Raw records

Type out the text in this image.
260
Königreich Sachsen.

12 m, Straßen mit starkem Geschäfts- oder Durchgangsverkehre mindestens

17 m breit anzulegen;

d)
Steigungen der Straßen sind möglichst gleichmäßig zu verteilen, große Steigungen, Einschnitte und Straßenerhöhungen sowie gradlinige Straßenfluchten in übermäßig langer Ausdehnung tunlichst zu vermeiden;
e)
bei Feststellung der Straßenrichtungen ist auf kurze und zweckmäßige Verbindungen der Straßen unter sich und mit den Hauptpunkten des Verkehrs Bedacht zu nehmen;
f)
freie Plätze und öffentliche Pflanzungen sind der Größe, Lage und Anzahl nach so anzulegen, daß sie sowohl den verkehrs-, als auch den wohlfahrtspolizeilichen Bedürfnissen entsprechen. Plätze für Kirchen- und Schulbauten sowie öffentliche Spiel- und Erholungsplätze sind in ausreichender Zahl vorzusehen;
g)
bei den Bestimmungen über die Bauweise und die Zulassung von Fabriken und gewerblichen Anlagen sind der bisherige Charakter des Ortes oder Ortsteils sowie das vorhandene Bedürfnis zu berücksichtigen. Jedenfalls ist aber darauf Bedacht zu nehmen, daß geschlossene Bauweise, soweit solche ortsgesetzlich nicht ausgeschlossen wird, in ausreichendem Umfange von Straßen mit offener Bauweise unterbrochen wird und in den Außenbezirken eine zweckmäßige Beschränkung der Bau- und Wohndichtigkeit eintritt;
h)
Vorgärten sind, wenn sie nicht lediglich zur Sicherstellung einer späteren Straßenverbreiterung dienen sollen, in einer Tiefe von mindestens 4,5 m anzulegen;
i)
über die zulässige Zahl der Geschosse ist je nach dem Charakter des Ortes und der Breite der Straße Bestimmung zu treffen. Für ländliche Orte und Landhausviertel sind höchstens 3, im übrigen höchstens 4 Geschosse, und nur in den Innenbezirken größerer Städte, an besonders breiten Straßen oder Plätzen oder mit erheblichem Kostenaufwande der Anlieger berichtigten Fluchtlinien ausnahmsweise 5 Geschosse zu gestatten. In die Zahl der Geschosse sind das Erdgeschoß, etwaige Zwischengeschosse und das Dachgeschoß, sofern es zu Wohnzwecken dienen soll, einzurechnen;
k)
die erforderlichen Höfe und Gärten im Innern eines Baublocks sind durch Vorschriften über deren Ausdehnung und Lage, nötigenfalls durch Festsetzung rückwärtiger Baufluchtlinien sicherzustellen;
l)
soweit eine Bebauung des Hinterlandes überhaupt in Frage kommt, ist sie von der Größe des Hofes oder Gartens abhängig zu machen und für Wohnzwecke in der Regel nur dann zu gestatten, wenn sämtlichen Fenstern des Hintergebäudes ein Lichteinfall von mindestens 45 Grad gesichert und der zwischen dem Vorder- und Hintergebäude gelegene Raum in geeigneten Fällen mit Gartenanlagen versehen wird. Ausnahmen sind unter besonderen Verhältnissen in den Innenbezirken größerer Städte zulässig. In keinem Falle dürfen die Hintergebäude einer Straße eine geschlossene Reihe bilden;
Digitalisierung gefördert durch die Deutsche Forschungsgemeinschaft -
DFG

Work to be completed >> Quote the whole listing above, leaving nothing out.

Task solution >>
Type out the text in this image.
260
Königreich Sachsen.

12 m, Straßen mit starkem Geschäfts- oder Durchgangsverkehre mindestens

17 m breit anzulegen;

d)
Steigungen der Straßen sind möglichst gleichmäßig zu verteilen, große Steigungen, Einschnitte und Straßenerhöhungen sowie gradlinige Straßenfluchten in übermäßig langer Ausdehnung tunlichst zu vermeiden;
e)
bei Feststellung der Straßenrichtungen ist auf kurze und zweckmäßige Verbindungen der Straßen unter sich und mit den Hauptpunkten des Verkehrs Bedacht zu nehmen;
f)
freie Plätze und öffentliche Pflanzungen sind der Größe, Lage und Anzahl nach so anzulegen, daß sie sowohl den verkehrs-, als auch den wohlfahrtspolizeilichen Bedürfnissen entsprechen. Plätze für Kirchen- und Schulbauten sowie öffentliche Spiel- und Erholungsplätze sind in ausreichender Zahl vorzusehen;
g)
bei den Bestimmungen über die Bauweise und die Zulassung von Fabriken und gewerblichen Anlagen sind der bisherige Charakter des Ortes oder Ortsteils sowie das vorhandene Bedürfnis zu berücksichtigen. Jedenfalls ist aber darauf Bedacht zu nehmen, daß geschlossene Bauweise, soweit solche ortsgesetzlich nicht ausgeschlossen wird, in ausreichendem Umfange von Straßen mit offener Bauweise unterbrochen wird und in den Außenbezirken eine zweckmäßige Beschränkung der Bau- und Wohndichtigkeit eintritt;
h)
Vorgärten sind, wenn sie nicht lediglich zur Sicherstellung einer späteren Straßenverbreiterung dienen sollen, in einer Tiefe von mindestens 4,5 m anzulegen;
i)
über die zulässige Zahl der Geschosse ist je nach dem Charakter des Ortes und der Breite der Straße Bestimmung zu treffen. Für ländliche Orte und Landhausviertel sind höchstens 3, im übrigen höchstens 4 Geschosse, und nur in den Innenbezirken größerer Städte, an besonders breiten Straßen oder Plätzen oder mit erheblichem Kostenaufwande der Anlieger berichtigten Fluchtlinien ausnahmsweise 5 Geschosse zu gestatten. In die Zahl der Geschosse sind das Erdgeschoß, etwaige Zwischengeschosse und das Dachgeschoß, sofern es zu Wohnzwecken dienen soll, einzurechnen;
k)
die erforderlichen Höfe und Gärten im Innern eines Baublocks sind durch Vorschriften über deren Ausdehnung und Lage, nötigenfalls durch Festsetzung rückwärtiger Baufluchtlinien sicherzustellen;
l)
soweit eine Bebauung des Hinterlandes überhaupt in Frage kommt, ist sie von der Größe des Hofes oder Gartens abhängig zu machen und für Wohnzwecke in der Regel nur dann zu gestatten, wenn sämtlichen Fenstern des Hintergebäudes ein Lichteinfall von mindestens 45 Grad gesichert und der zwischen dem Vorder- und Hintergebäude gelegene Raum in geeigneten Fällen mit Gartenanlagen versehen wird. Ausnahmen sind unter besonderen Verhältnissen in den Innenbezirken größerer Städte zulässig. In keinem Falle dürfen die Hintergebäude einer Straße eine geschlossene Reihe bilden;
Digitalisierung gefördert durch die Deutsche Forschungsgemeinschaft -
DFG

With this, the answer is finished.